#### WHAT TO WORK ON:
In the records below, pick out all lines containing the word "DECRETO".

───

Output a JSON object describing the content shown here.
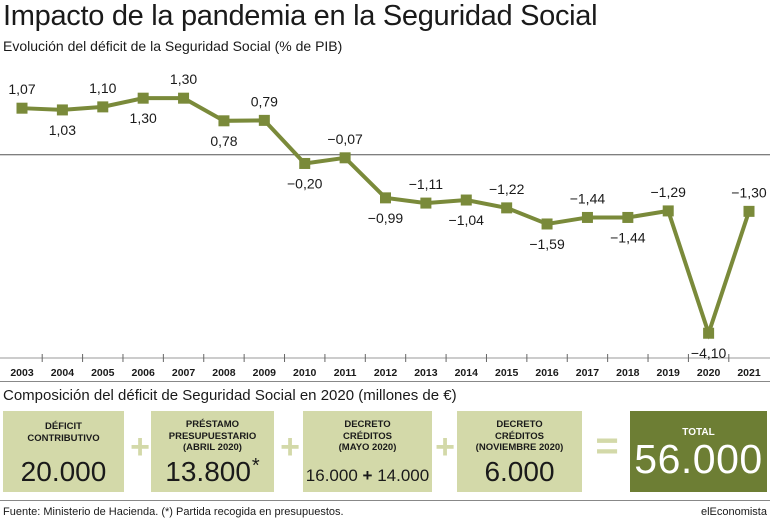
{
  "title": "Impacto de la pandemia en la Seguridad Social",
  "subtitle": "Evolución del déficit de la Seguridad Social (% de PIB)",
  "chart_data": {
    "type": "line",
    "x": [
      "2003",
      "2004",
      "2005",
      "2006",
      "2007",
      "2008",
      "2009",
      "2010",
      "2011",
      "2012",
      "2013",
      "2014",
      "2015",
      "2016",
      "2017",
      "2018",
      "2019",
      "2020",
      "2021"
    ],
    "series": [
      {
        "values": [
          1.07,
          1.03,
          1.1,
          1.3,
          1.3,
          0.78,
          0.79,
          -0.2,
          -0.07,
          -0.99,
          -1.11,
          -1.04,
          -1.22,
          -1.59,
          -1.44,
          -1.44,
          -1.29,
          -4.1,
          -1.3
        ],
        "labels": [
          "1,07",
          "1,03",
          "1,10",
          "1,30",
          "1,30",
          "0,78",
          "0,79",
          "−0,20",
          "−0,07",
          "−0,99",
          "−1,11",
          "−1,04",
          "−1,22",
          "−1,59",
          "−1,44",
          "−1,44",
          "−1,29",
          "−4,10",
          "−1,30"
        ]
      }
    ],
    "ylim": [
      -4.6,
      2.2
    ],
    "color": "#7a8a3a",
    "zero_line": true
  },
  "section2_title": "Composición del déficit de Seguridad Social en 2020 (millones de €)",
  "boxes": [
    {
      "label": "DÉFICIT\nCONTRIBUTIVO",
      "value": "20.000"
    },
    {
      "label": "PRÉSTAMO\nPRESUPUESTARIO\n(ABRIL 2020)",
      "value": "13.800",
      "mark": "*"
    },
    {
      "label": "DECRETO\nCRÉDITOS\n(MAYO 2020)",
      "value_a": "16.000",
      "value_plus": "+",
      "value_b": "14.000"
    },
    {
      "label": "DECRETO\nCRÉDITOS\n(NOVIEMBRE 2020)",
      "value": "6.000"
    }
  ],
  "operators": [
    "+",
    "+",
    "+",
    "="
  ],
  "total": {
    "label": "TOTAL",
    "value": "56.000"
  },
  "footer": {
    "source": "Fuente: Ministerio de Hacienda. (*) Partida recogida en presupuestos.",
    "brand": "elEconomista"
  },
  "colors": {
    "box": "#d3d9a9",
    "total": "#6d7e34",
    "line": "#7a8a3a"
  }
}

───

#### TASK ANSWER:
      "label": "DECRETO\nCRÉDITOS\n(MAYO 2020)",
      "label": "DECRETO\nCRÉDITOS\n(NOVIEMBRE 2020)",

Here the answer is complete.